▸ **What needs to be done**
Gather all lines in the entries that include the word "همکاری".

▸ **Extracted entries**
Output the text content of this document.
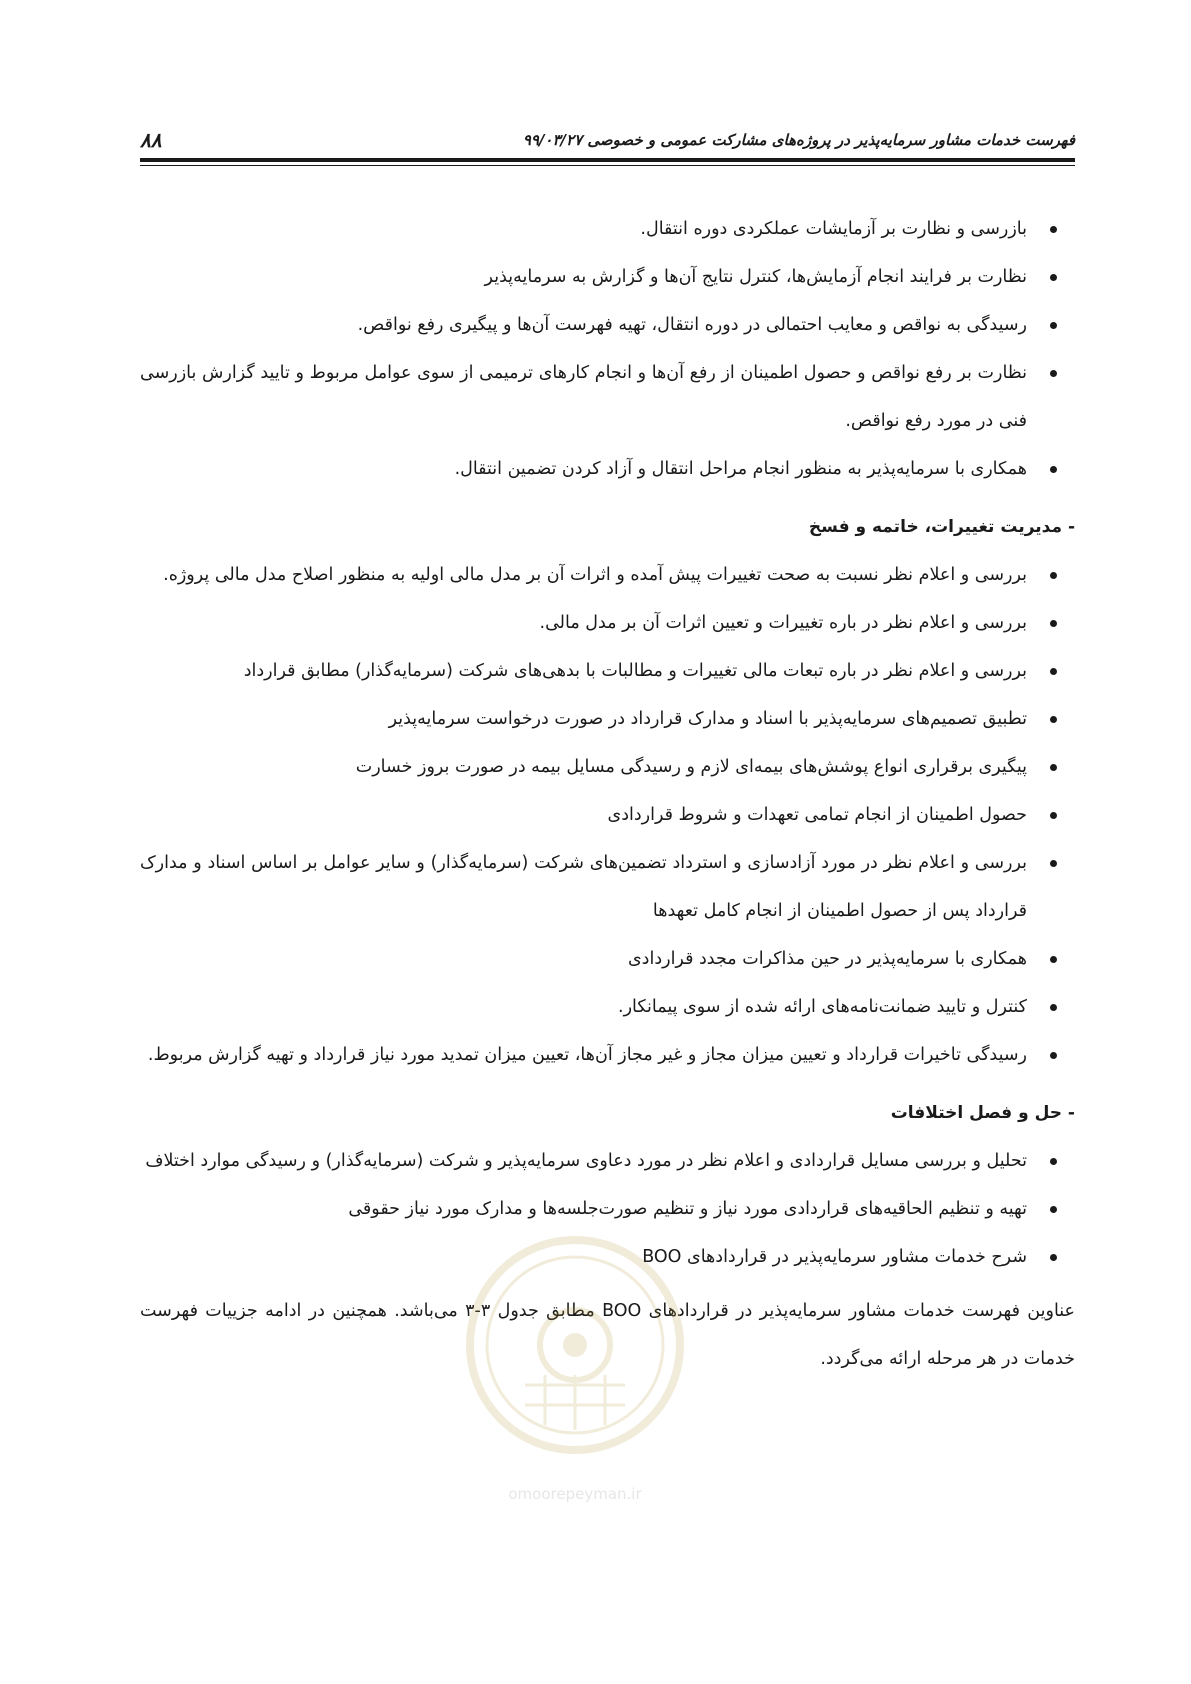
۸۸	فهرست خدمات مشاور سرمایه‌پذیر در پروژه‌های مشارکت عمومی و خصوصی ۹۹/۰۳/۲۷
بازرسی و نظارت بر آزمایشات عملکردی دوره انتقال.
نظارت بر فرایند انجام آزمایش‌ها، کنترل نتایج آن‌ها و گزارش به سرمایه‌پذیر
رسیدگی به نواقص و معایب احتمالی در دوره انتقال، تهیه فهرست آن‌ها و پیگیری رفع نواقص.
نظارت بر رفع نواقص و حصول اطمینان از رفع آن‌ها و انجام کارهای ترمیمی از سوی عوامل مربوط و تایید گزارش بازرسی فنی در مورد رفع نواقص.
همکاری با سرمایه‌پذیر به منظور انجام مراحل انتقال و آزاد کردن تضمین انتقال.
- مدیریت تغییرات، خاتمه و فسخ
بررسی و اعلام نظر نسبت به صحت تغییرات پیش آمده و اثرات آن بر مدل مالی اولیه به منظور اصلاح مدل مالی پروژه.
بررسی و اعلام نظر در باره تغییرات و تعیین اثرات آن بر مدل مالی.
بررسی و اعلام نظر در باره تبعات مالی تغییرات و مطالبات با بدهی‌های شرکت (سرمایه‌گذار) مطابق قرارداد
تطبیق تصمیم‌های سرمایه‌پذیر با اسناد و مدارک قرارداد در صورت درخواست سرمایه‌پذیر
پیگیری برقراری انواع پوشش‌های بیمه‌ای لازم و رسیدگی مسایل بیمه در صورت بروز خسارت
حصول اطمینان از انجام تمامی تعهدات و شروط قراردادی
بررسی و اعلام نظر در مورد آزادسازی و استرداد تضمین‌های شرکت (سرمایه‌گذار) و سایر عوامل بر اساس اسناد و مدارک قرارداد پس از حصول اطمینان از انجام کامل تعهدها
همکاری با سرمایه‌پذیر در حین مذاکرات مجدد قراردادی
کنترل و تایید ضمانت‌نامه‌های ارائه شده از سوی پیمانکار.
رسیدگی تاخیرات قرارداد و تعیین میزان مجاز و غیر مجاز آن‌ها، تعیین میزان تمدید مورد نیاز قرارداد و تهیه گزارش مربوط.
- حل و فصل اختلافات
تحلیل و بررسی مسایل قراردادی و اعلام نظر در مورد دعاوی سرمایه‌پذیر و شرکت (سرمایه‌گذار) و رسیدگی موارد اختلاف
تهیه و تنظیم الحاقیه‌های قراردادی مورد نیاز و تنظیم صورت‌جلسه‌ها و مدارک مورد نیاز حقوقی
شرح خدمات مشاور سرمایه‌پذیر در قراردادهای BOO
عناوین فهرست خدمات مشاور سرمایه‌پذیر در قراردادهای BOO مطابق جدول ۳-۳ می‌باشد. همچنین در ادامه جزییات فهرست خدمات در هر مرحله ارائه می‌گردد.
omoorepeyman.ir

---

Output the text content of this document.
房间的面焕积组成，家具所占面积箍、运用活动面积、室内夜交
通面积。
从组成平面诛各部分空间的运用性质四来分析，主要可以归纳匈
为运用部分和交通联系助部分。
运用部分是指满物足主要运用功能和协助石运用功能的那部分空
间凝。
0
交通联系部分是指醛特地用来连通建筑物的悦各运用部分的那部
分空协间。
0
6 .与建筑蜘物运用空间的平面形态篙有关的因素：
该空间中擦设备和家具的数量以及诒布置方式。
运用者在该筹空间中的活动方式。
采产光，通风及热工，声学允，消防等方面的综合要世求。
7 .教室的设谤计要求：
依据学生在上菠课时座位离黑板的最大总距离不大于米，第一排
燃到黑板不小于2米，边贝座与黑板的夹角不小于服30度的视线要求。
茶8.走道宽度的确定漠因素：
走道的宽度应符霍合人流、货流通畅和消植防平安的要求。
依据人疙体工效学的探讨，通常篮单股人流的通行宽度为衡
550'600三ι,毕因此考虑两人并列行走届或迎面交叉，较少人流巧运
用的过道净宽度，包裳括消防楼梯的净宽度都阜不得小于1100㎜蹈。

▸ **Result of this exercise**
همکاری با سرمایه‌پذیر به منظور انجام مراحل انتقال و آزاد کردن تضمین انتقال.
همکاری با سرمایه‌پذیر در حین مذاکرات مجدد قراردادی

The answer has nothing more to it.